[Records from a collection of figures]

>> BEGIN

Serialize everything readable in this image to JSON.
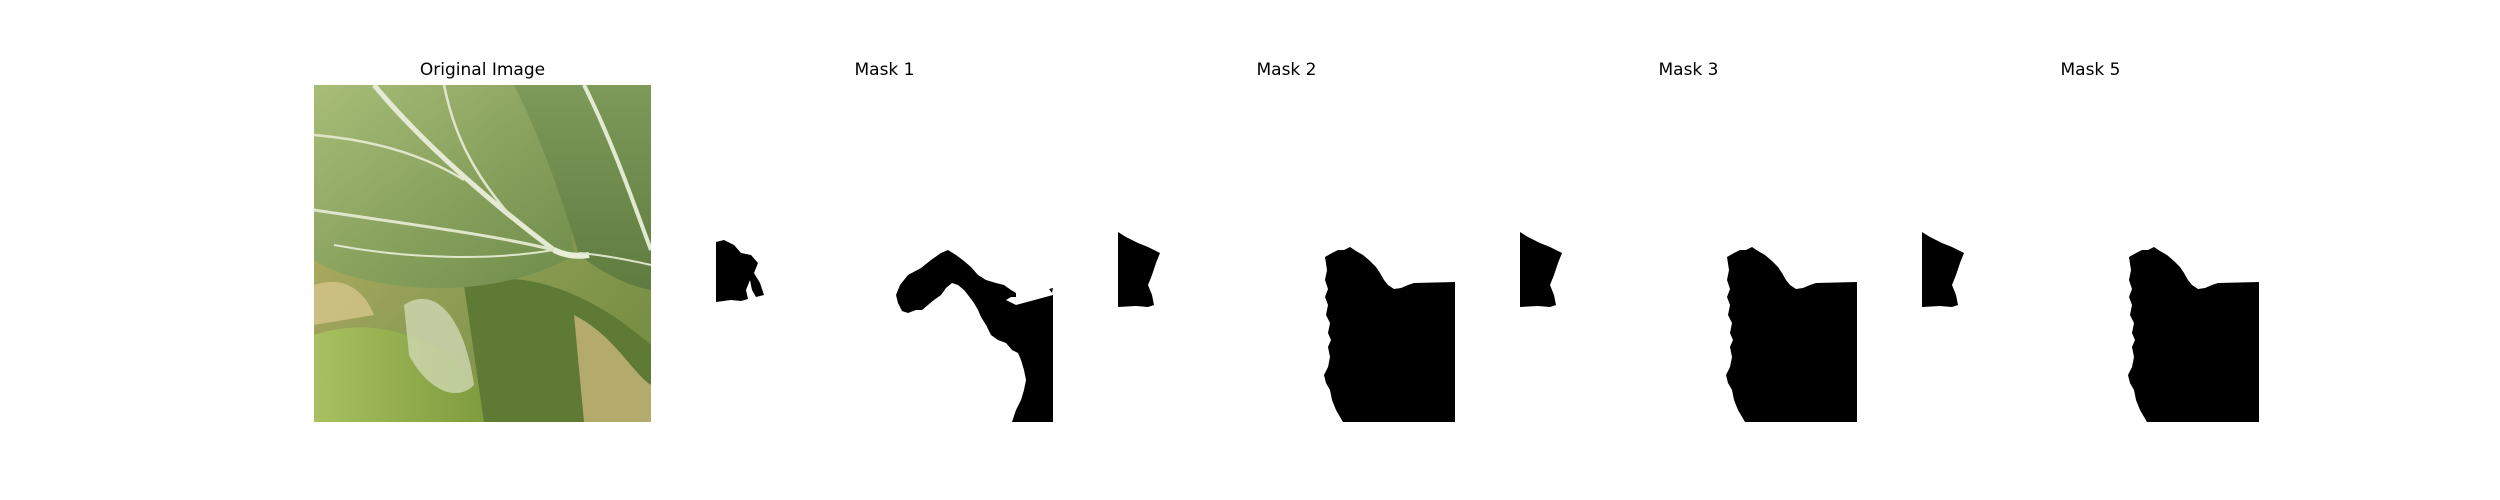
{
  "figure": {
    "panels": [
      {
        "title": "Original Image",
        "kind": "photo",
        "subject": "green-leaf-closeup"
      },
      {
        "title": "Mask 1",
        "kind": "mask"
      },
      {
        "title": "Mask 2",
        "kind": "mask"
      },
      {
        "title": "Mask 3",
        "kind": "mask"
      },
      {
        "title": "Mask 5",
        "kind": "mask"
      }
    ],
    "colors": {
      "background": "#ffffff",
      "mask_fill": "#000000",
      "leaf_light": "#9fb56a",
      "leaf_dark": "#4f6b32",
      "vein": "#e3ead2"
    }
  }
}
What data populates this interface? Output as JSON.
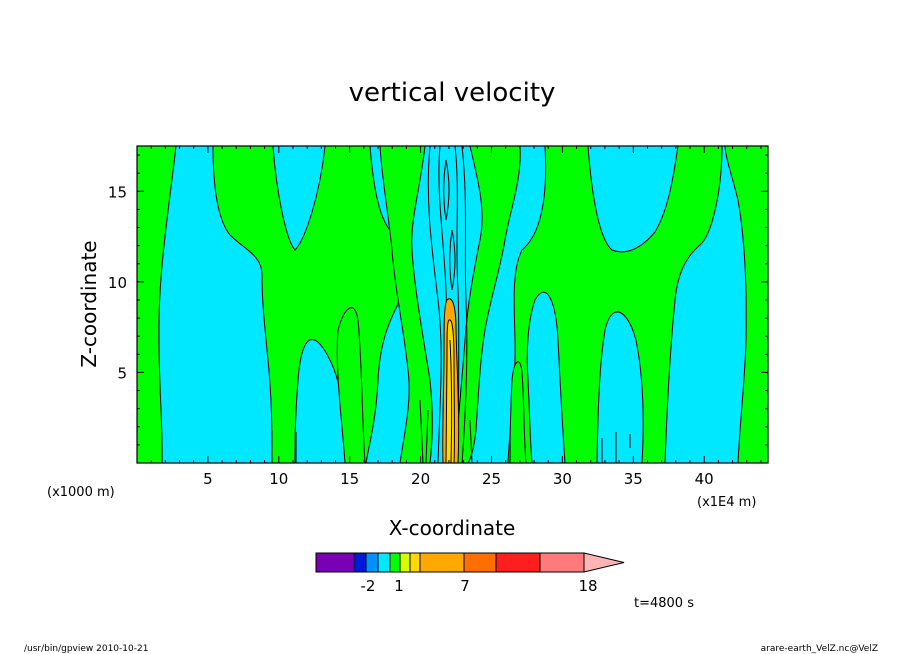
{
  "chart_data": {
    "type": "heatmap",
    "title": "vertical velocity",
    "xlabel": "X-coordinate",
    "ylabel": "Z-coordinate",
    "x_unit": "(x1E4 m)",
    "y_unit": "(x1000 m)",
    "x_ticks": [
      5,
      10,
      15,
      20,
      25,
      30,
      35,
      40
    ],
    "y_ticks": [
      5,
      10,
      15
    ],
    "xlim": [
      0,
      44.5
    ],
    "ylim": [
      0,
      17.5
    ],
    "time_label": "t=4800 s",
    "colorbar": {
      "tick_labels": [
        "-2",
        "1",
        "7",
        "18"
      ],
      "colors": [
        "#7a00b4",
        "#0018d8",
        "#0090ff",
        "#00e8ff",
        "#00ff00",
        "#d8ff00",
        "#ffd800",
        "#ffa800",
        "#ff6e00",
        "#ff1e1e",
        "#ff7a7a",
        "#ffb4b4"
      ],
      "legend_position": "bottom-center"
    },
    "levels_shown": {
      "background_negative_color": "#00e8ff",
      "positive_weak_color": "#00ff00",
      "strong_updraft_color": "#ffa800"
    }
  },
  "footer": {
    "left": "/usr/bin/gpview  2010-10-21",
    "right": "arare-earth_VelZ.nc@VelZ"
  }
}
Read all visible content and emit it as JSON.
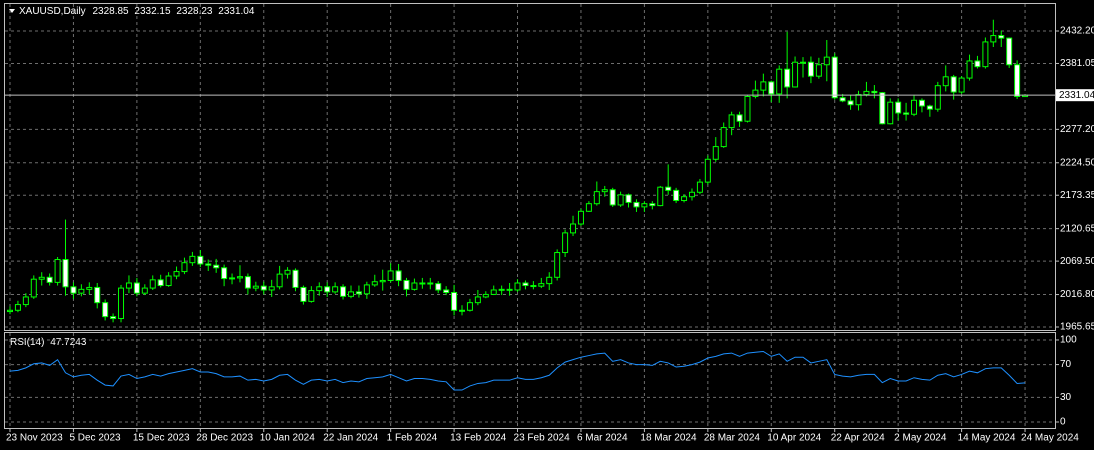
{
  "chart_data": [
    {
      "type": "candlestick",
      "symbol": "XAUUSD,Daily",
      "categories": [
        "23 Nov 2023",
        null,
        null,
        null,
        null,
        null,
        null,
        null,
        "5 Dec 2023",
        null,
        null,
        null,
        null,
        null,
        null,
        null,
        "15 Dec 2023",
        null,
        null,
        null,
        null,
        null,
        null,
        null,
        "28 Dec 2023",
        null,
        null,
        null,
        null,
        null,
        null,
        null,
        "10 Jan 2024",
        null,
        null,
        null,
        null,
        null,
        null,
        null,
        "22 Jan 2024",
        null,
        null,
        null,
        null,
        null,
        null,
        null,
        "1 Feb 2024",
        null,
        null,
        null,
        null,
        null,
        null,
        null,
        "13 Feb 2024",
        null,
        null,
        null,
        null,
        null,
        null,
        null,
        "23 Feb 2024",
        null,
        null,
        null,
        null,
        null,
        null,
        null,
        "6 Mar 2024",
        null,
        null,
        null,
        null,
        null,
        null,
        null,
        "18 Mar 2024",
        null,
        null,
        null,
        null,
        null,
        null,
        null,
        "28 Mar 2024",
        null,
        null,
        null,
        null,
        null,
        null,
        null,
        "10 Apr 2024",
        null,
        null,
        null,
        null,
        null,
        null,
        null,
        "22 Apr 2024",
        null,
        null,
        null,
        null,
        null,
        null,
        null,
        "2 May 2024",
        null,
        null,
        null,
        null,
        null,
        null,
        null,
        "14 May 2024",
        null,
        null,
        null,
        null,
        null,
        null,
        null,
        "24 May 2024"
      ],
      "open": [
        1990,
        1992,
        2001,
        2013,
        2041,
        2044,
        2036,
        2072,
        2029,
        2019,
        2025,
        2028,
        2004,
        1982,
        1979,
        2027,
        2035,
        2019,
        2027,
        2040,
        2031,
        2046,
        2053,
        2067,
        2077,
        2065,
        2063,
        2059,
        2042,
        2043,
        2045,
        2027,
        2030,
        2024,
        2029,
        2049,
        2055,
        2028,
        2006,
        2023,
        2029,
        2021,
        2029,
        2014,
        2021,
        2018,
        2032,
        2037,
        2039,
        2054,
        2039,
        2025,
        2035,
        2035,
        2034,
        2024,
        2020,
        1992,
        1992,
        2004,
        2013,
        2017,
        2024,
        2025,
        2024,
        2035,
        2031,
        2030,
        2034,
        2044,
        2083,
        2114,
        2128,
        2148,
        2160,
        2179,
        2182,
        2158,
        2174,
        2162,
        2155,
        2160,
        2157,
        2186,
        2181,
        2165,
        2171,
        2178,
        2194,
        2230,
        2250,
        2280,
        2300,
        2290,
        2329,
        2339,
        2352,
        2333,
        2372,
        2344,
        2383,
        2383,
        2361,
        2379,
        2391,
        2327,
        2322,
        2316,
        2332,
        2337,
        2335,
        2286,
        2320,
        2303,
        2301,
        2323,
        2314,
        2309,
        2346,
        2360,
        2336,
        2358,
        2385,
        2376,
        2415,
        2425,
        2421,
        2379,
        2328.85
      ],
      "high": [
        1998,
        2007,
        2019,
        2047,
        2052,
        2050,
        2076,
        2135,
        2036,
        2033,
        2036,
        2035,
        2009,
        1987,
        2032,
        2047,
        2043,
        2033,
        2047,
        2048,
        2052,
        2061,
        2075,
        2084,
        2087,
        2072,
        2073,
        2064,
        2050,
        2063,
        2050,
        2037,
        2037,
        2040,
        2062,
        2060,
        2058,
        2031,
        2030,
        2036,
        2036,
        2036,
        2033,
        2031,
        2031,
        2037,
        2048,
        2056,
        2066,
        2065,
        2043,
        2042,
        2043,
        2043,
        2038,
        2030,
        2032,
        2000,
        2010,
        2024,
        2022,
        2031,
        2031,
        2035,
        2041,
        2039,
        2038,
        2043,
        2052,
        2088,
        2119,
        2141,
        2152,
        2164,
        2195,
        2188,
        2185,
        2179,
        2176,
        2167,
        2164,
        2164,
        2188,
        2222,
        2185,
        2175,
        2184,
        2199,
        2236,
        2265,
        2288,
        2305,
        2305,
        2331,
        2354,
        2365,
        2354,
        2378,
        2431,
        2392,
        2391,
        2392,
        2390,
        2418,
        2397,
        2333,
        2331,
        2338,
        2352,
        2347,
        2336,
        2326,
        2326,
        2319,
        2331,
        2326,
        2316,
        2352,
        2378,
        2363,
        2361,
        2395,
        2393,
        2422,
        2450,
        2433,
        2422,
        2386,
        2332.15
      ],
      "low": [
        1986,
        1989,
        1997,
        2010,
        2031,
        2031,
        2031,
        2015,
        2010,
        2014,
        2017,
        1995,
        1976,
        1973,
        1973,
        2019,
        2014,
        2016,
        2024,
        2028,
        2029,
        2041,
        2049,
        2062,
        2060,
        2054,
        2051,
        2030,
        2033,
        2036,
        2017,
        2022,
        2017,
        2013,
        2025,
        2042,
        2022,
        2001,
        2004,
        2015,
        2013,
        2018,
        2009,
        2011,
        2012,
        2010,
        2029,
        2023,
        2036,
        2030,
        2014,
        2023,
        2026,
        2025,
        2019,
        2016,
        1984,
        1984,
        1990,
        2000,
        2011,
        2016,
        2016,
        2015,
        2021,
        2025,
        2025,
        2027,
        2024,
        2039,
        2076,
        2109,
        2125,
        2147,
        2157,
        2171,
        2155,
        2155,
        2154,
        2147,
        2147,
        2151,
        2156,
        2174,
        2161,
        2162,
        2165,
        2175,
        2190,
        2226,
        2248,
        2268,
        2281,
        2288,
        2326,
        2329,
        2320,
        2319,
        2326,
        2343,
        2359,
        2350,
        2357,
        2353,
        2324,
        2320,
        2308,
        2307,
        2329,
        2326,
        2285,
        2285,
        2291,
        2291,
        2298,
        2304,
        2297,
        2305,
        2337,
        2324,
        2333,
        2354,
        2373,
        2373,
        2407,
        2407,
        2374,
        2325,
        2328.23
      ],
      "close": [
        1992,
        2001,
        2013,
        2041,
        2044,
        2036,
        2072,
        2029,
        2019,
        2025,
        2028,
        2004,
        1982,
        1979,
        2027,
        2035,
        2019,
        2027,
        2040,
        2031,
        2046,
        2053,
        2067,
        2077,
        2065,
        2063,
        2059,
        2042,
        2043,
        2045,
        2027,
        2030,
        2024,
        2029,
        2049,
        2055,
        2028,
        2006,
        2023,
        2029,
        2021,
        2029,
        2014,
        2021,
        2018,
        2032,
        2037,
        2039,
        2054,
        2039,
        2025,
        2035,
        2035,
        2034,
        2024,
        2020,
        1992,
        1992,
        2004,
        2013,
        2017,
        2024,
        2025,
        2024,
        2035,
        2031,
        2030,
        2034,
        2044,
        2083,
        2114,
        2128,
        2148,
        2160,
        2179,
        2182,
        2158,
        2174,
        2162,
        2155,
        2160,
        2157,
        2186,
        2181,
        2165,
        2171,
        2178,
        2194,
        2230,
        2250,
        2280,
        2300,
        2290,
        2329,
        2339,
        2352,
        2333,
        2372,
        2344,
        2383,
        2383,
        2361,
        2379,
        2391,
        2327,
        2322,
        2316,
        2332,
        2337,
        2335,
        2286,
        2320,
        2303,
        2301,
        2323,
        2314,
        2309,
        2346,
        2360,
        2336,
        2358,
        2385,
        2376,
        2415,
        2425,
        2421,
        2379,
        2329,
        2331.04
      ],
      "ylim": [
        1960.92,
        2474.76
      ],
      "yticks": [
        1965.65,
        {
          "value": 2016.8,
          "label": "2016.80"
        },
        {
          "value": 2069.5,
          "label": "2069.50"
        },
        2120.65,
        2173.35,
        {
          "value": 2224.5,
          "label": "2224.50"
        },
        {
          "value": 2277.2,
          "label": "2277.20"
        },
        2381.05,
        {
          "value": 2432.2,
          "label": "2432.20"
        }
      ],
      "grid": true,
      "up_color": "#000000",
      "down_color": "#ffffff",
      "line_color": "#00ff00"
    },
    {
      "type": "line",
      "series": [
        {
          "name": "RSI(14)",
          "color": "#1e90ff",
          "values": [
            62,
            63,
            66,
            71,
            72,
            69,
            76,
            60,
            55,
            57,
            58,
            51,
            45,
            44,
            56,
            58,
            53,
            55,
            58,
            56,
            59,
            61,
            63,
            65,
            61,
            61,
            59,
            55,
            55,
            56,
            51,
            52,
            50,
            52,
            57,
            58,
            51,
            46,
            51,
            52,
            50,
            52,
            48,
            50,
            49,
            53,
            54,
            55,
            58,
            54,
            50,
            53,
            53,
            52,
            50,
            49,
            39,
            39,
            44,
            47,
            48,
            51,
            51,
            51,
            54,
            52,
            52,
            54,
            57,
            66,
            73,
            76,
            79,
            81,
            83,
            84,
            74,
            76,
            72,
            70,
            70,
            69,
            74,
            72,
            67,
            68,
            70,
            73,
            78,
            80,
            83,
            84,
            80,
            84,
            85,
            86,
            80,
            83,
            74,
            79,
            79,
            72,
            74,
            76,
            58,
            56,
            55,
            57,
            58,
            58,
            48,
            53,
            50,
            50,
            54,
            52,
            51,
            57,
            59,
            55,
            58,
            62,
            60,
            65,
            66,
            66,
            57,
            47,
            47.7243
          ]
        }
      ],
      "ylim": [
        -7.3,
        108.5
      ],
      "yticks": [
        0,
        30,
        70,
        100
      ],
      "grid": true
    }
  ]
}
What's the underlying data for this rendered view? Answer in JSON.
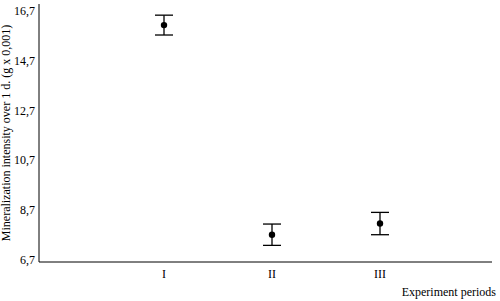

>> END

**Given task**
Tally the lines of the material above that contain the word "type" and report the total alone.

**Result below**
3